─── Provided data

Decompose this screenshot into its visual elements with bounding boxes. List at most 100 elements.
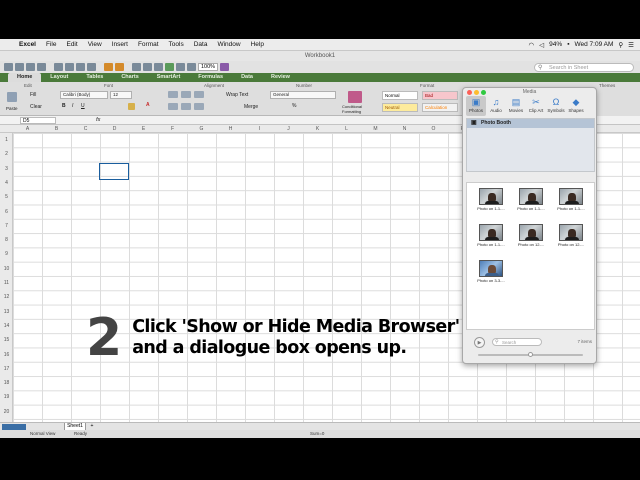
tab-layout[interactable]: Layout	[41, 73, 77, 82]
media-tab-photos[interactable]: ▣ Photos	[466, 96, 486, 116]
bold-button[interactable]: B	[62, 103, 66, 109]
fx-icon[interactable]: fx	[96, 117, 100, 123]
tab-data[interactable]: Data	[232, 73, 262, 82]
thumbnail-size-slider[interactable]	[478, 352, 583, 357]
fill-color-icon[interactable]	[128, 103, 135, 110]
source-photo-booth[interactable]: ▣ Photo Booth	[467, 119, 594, 128]
style-neutral[interactable]: Neutral	[382, 103, 418, 112]
row-header[interactable]: 17	[0, 366, 13, 372]
menu-data[interactable]: Data	[189, 41, 213, 48]
conditional-formatting-icon[interactable]	[348, 91, 362, 103]
row-header[interactable]: 19	[0, 394, 13, 400]
media-tab-audio[interactable]: ♫ Audio	[486, 96, 506, 116]
row-header[interactable]: 2	[0, 151, 13, 157]
show-hide-media-browser-icon[interactable]	[187, 63, 196, 71]
menu-edit[interactable]: Edit	[61, 41, 82, 48]
photo-thumbnail[interactable]: Photo on 1-1-...	[472, 188, 510, 211]
row-header[interactable]: 15	[0, 337, 13, 343]
menu-window[interactable]: Window	[212, 41, 245, 48]
clear-button[interactable]: Clear	[30, 104, 42, 110]
menu-app[interactable]: Excel	[14, 41, 41, 48]
row-header[interactable]: 20	[0, 409, 13, 415]
align-top-icon[interactable]	[168, 91, 178, 98]
photo-thumbnail[interactable]: Photo on 1-1-...	[472, 224, 510, 247]
filter-icon[interactable]	[154, 63, 163, 71]
photo-thumbnail[interactable]: Photo on 3-3-...	[472, 260, 510, 283]
tab-review[interactable]: Review	[262, 73, 299, 82]
tab-charts[interactable]: Charts	[112, 73, 147, 82]
tab-formulas[interactable]: Formulas	[189, 73, 232, 82]
clock[interactable]: Wed 7:09 AM	[575, 41, 614, 48]
minimize-icon[interactable]	[474, 90, 479, 95]
row-header[interactable]: 10	[0, 266, 13, 272]
autosum-icon[interactable]	[132, 63, 141, 71]
align-bottom-icon[interactable]	[194, 91, 204, 98]
copy-icon[interactable]	[65, 63, 74, 71]
toolbox-icon[interactable]	[176, 63, 185, 71]
column-header[interactable]: E	[129, 126, 158, 132]
tab-home[interactable]: Home	[8, 73, 42, 82]
font-color-icon[interactable]: A	[146, 102, 150, 108]
print-icon[interactable]	[37, 63, 46, 71]
column-header[interactable]: B	[42, 126, 71, 132]
row-header[interactable]: 14	[0, 323, 13, 329]
column-header[interactable]: I	[245, 126, 274, 132]
wrap-text-button[interactable]: Wrap Text	[226, 92, 248, 98]
menu-file[interactable]: File	[41, 41, 61, 48]
cut-icon[interactable]	[54, 63, 63, 71]
redo-icon[interactable]	[115, 63, 124, 71]
row-header[interactable]: 1	[0, 137, 13, 143]
zoom-select[interactable]: 100%	[198, 63, 219, 71]
align-right-icon[interactable]	[194, 103, 204, 110]
menu-help[interactable]: Help	[246, 41, 269, 48]
media-tab-symbols[interactable]: Ω Symbols	[546, 96, 566, 116]
style-bad[interactable]: Bad	[422, 91, 458, 100]
undo-icon[interactable]	[104, 63, 113, 71]
column-header[interactable]: F	[158, 126, 187, 132]
column-header[interactable]: C	[71, 126, 100, 132]
sort-icon[interactable]	[143, 63, 152, 71]
row-header[interactable]: 16	[0, 352, 13, 358]
font-size-select[interactable]: 12	[110, 91, 132, 99]
photo-thumbnail[interactable]: Photo on 12-...	[552, 224, 590, 247]
row-header[interactable]: 7	[0, 223, 13, 229]
volume-icon[interactable]: ◁	[539, 41, 544, 49]
new-icon[interactable]	[4, 63, 13, 71]
conditional-formatting-button[interactable]: Conditional Formatting	[342, 104, 370, 114]
photo-thumbnail[interactable]: Photo on 1-1-...	[552, 188, 590, 211]
font-name-select[interactable]: Calibri (Body)	[60, 91, 108, 99]
column-header[interactable]: D	[100, 126, 129, 132]
add-sheet-button[interactable]: +	[88, 423, 96, 430]
save-icon[interactable]	[26, 63, 35, 71]
paste-label[interactable]: Paste	[6, 106, 18, 111]
media-search-input[interactable]: ⚲ Search	[492, 338, 542, 346]
spotlight-icon[interactable]: ⚲	[618, 41, 623, 49]
column-header[interactable]: M	[361, 126, 390, 132]
open-icon[interactable]	[15, 63, 24, 71]
media-tab-movies[interactable]: ▤ Movies	[506, 96, 526, 116]
align-left-icon[interactable]	[168, 103, 178, 110]
gallery-icon[interactable]	[165, 63, 174, 71]
column-header[interactable]: H	[216, 126, 245, 132]
media-tab-clip-art[interactable]: ✂ Clip Art	[526, 96, 546, 116]
media-tab-shapes[interactable]: ◆ Shapes	[566, 96, 586, 116]
photo-thumbnail[interactable]: Photo on 12-...	[512, 224, 550, 247]
menu-insert[interactable]: Insert	[107, 41, 133, 48]
underline-button[interactable]: U	[81, 103, 85, 109]
row-header[interactable]: 6	[0, 209, 13, 215]
zoom-icon[interactable]	[481, 90, 486, 95]
column-header[interactable]: K	[303, 126, 332, 132]
number-format-select[interactable]: General	[270, 91, 336, 99]
close-icon[interactable]	[467, 90, 472, 95]
merge-button[interactable]: Merge	[244, 104, 258, 110]
tab-tables[interactable]: Tables	[77, 73, 112, 82]
format-painter-icon[interactable]	[87, 63, 96, 71]
column-header[interactable]: L	[332, 126, 361, 132]
wifi-icon[interactable]: ◠	[529, 41, 535, 49]
column-header[interactable]: G	[187, 126, 216, 132]
column-header[interactable]: N	[390, 126, 419, 132]
column-header[interactable]: O	[419, 126, 448, 132]
flag-icon[interactable]: ▪	[567, 41, 569, 48]
row-header[interactable]: 13	[0, 309, 13, 315]
selected-cell[interactable]	[99, 163, 129, 180]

──────

**Exercise requirements**
Reproduce every line of the material above word for word, leaving out the picture.

**Exercise solution**
Decompose this screenshot into its visual elements with bounding boxes. List at most 100 elements.
tab-layout[interactable]: Layout	[41, 73, 77, 82]
media-tab-photos[interactable]: ▣ Photos	[466, 96, 486, 116]
bold-button[interactable]: B	[62, 103, 66, 109]
fx-icon[interactable]: fx	[96, 117, 100, 123]
tab-data[interactable]: Data	[232, 73, 262, 82]
thumbnail-size-slider[interactable]	[478, 352, 583, 357]
fill-color-icon[interactable]	[128, 103, 135, 110]
source-photo-booth[interactable]: ▣ Photo Booth	[467, 119, 594, 128]
style-neutral[interactable]: Neutral	[382, 103, 418, 112]
row-header[interactable]: 17	[0, 366, 13, 372]
menu-data[interactable]: Data	[189, 41, 213, 48]
conditional-formatting-icon[interactable]	[348, 91, 362, 103]
row-header[interactable]: 19	[0, 394, 13, 400]
media-tab-audio[interactable]: ♫ Audio	[486, 96, 506, 116]
row-header[interactable]: 2	[0, 151, 13, 157]
show-hide-media-browser-icon[interactable]	[187, 63, 196, 71]
menu-edit[interactable]: Edit	[61, 41, 82, 48]
photo-thumbnail[interactable]: Photo on 1-1-...	[472, 188, 510, 211]
row-header[interactable]: 15	[0, 337, 13, 343]
menu-window[interactable]: Window	[212, 41, 245, 48]
clear-button[interactable]: Clear	[30, 104, 42, 110]
menu-app[interactable]: Excel	[14, 41, 41, 48]
row-header[interactable]: 20	[0, 409, 13, 415]
align-top-icon[interactable]	[168, 91, 178, 98]
photo-thumbnail[interactable]: Photo on 1-1-...	[472, 224, 510, 247]
filter-icon[interactable]	[154, 63, 163, 71]
photo-thumbnail[interactable]: Photo on 3-3-...	[472, 260, 510, 283]
tab-review[interactable]: Review	[262, 73, 299, 82]
tab-charts[interactable]: Charts	[112, 73, 147, 82]
tab-formulas[interactable]: Formulas	[189, 73, 232, 82]
clock[interactable]: Wed 7:09 AM	[575, 41, 614, 48]
minimize-icon[interactable]	[474, 90, 479, 95]
row-header[interactable]: 10	[0, 266, 13, 272]
autosum-icon[interactable]	[132, 63, 141, 71]
align-bottom-icon[interactable]	[194, 91, 204, 98]
copy-icon[interactable]	[65, 63, 74, 71]
toolbox-icon[interactable]	[176, 63, 185, 71]
column-header[interactable]: E	[129, 126, 158, 132]
tab-home[interactable]: Home	[8, 73, 42, 82]
font-color-icon[interactable]: A	[146, 102, 150, 108]
print-icon[interactable]	[37, 63, 46, 71]
column-header[interactable]: B	[42, 126, 71, 132]
row-header[interactable]: 14	[0, 323, 13, 329]
column-header[interactable]: I	[245, 126, 274, 132]
wrap-text-button[interactable]: Wrap Text	[226, 92, 248, 98]
menu-file[interactable]: File	[41, 41, 61, 48]
cut-icon[interactable]	[54, 63, 63, 71]
redo-icon[interactable]	[115, 63, 124, 71]
row-header[interactable]: 1	[0, 137, 13, 143]
zoom-select[interactable]: 100%	[198, 63, 219, 71]
align-right-icon[interactable]	[194, 103, 204, 110]
menu-help[interactable]: Help	[246, 41, 269, 48]
media-tab-symbols[interactable]: Ω Symbols	[546, 96, 566, 116]
style-bad[interactable]: Bad	[422, 91, 458, 100]
undo-icon[interactable]	[104, 63, 113, 71]
column-header[interactable]: F	[158, 126, 187, 132]
column-header[interactable]: C	[71, 126, 100, 132]
sort-icon[interactable]	[143, 63, 152, 71]
row-header[interactable]: 16	[0, 352, 13, 358]
font-size-select[interactable]: 12	[110, 91, 132, 99]
photo-thumbnail[interactable]: Photo on 12-...	[552, 224, 590, 247]
row-header[interactable]: 7	[0, 223, 13, 229]
volume-icon[interactable]: ◁	[539, 41, 544, 49]
new-icon[interactable]	[4, 63, 13, 71]
conditional-formatting-button[interactable]: Conditional Formatting	[342, 104, 370, 114]
photo-thumbnail[interactable]: Photo on 1-1-...	[552, 188, 590, 211]
font-name-select[interactable]: Calibri (Body)	[60, 91, 108, 99]
column-header[interactable]: D	[100, 126, 129, 132]
add-sheet-button[interactable]: +	[88, 423, 96, 430]
save-icon[interactable]	[26, 63, 35, 71]
paste-label[interactable]: Paste	[6, 106, 18, 111]
media-search-input[interactable]: ⚲ Search	[492, 338, 542, 346]
spotlight-icon[interactable]: ⚲	[618, 41, 623, 49]
column-header[interactable]: M	[361, 126, 390, 132]
open-icon[interactable]	[15, 63, 24, 71]
media-tab-movies[interactable]: ▤ Movies	[506, 96, 526, 116]
align-left-icon[interactable]	[168, 103, 178, 110]
gallery-icon[interactable]	[165, 63, 174, 71]
column-header[interactable]: H	[216, 126, 245, 132]
media-tab-clip-art[interactable]: ✂ Clip Art	[526, 96, 546, 116]
media-tab-shapes[interactable]: ◆ Shapes	[566, 96, 586, 116]
photo-thumbnail[interactable]: Photo on 12-...	[512, 224, 550, 247]
menu-insert[interactable]: Insert	[107, 41, 133, 48]
underline-button[interactable]: U	[81, 103, 85, 109]
row-header[interactable]: 6	[0, 209, 13, 215]
zoom-icon[interactable]	[481, 90, 486, 95]
column-header[interactable]: K	[303, 126, 332, 132]
number-format-select[interactable]: General	[270, 91, 336, 99]
close-icon[interactable]	[467, 90, 472, 95]
merge-button[interactable]: Merge	[244, 104, 258, 110]
tab-tables[interactable]: Tables	[77, 73, 112, 82]
format-painter-icon[interactable]	[87, 63, 96, 71]
column-header[interactable]: L	[332, 126, 361, 132]
wifi-icon[interactable]: ◠	[529, 41, 535, 49]
column-header[interactable]: G	[187, 126, 216, 132]
column-header[interactable]: N	[390, 126, 419, 132]
column-header[interactable]: O	[419, 126, 448, 132]
flag-icon[interactable]: ▪	[567, 41, 569, 48]
row-header[interactable]: 13	[0, 309, 13, 315]
selected-cell[interactable]	[99, 163, 129, 180]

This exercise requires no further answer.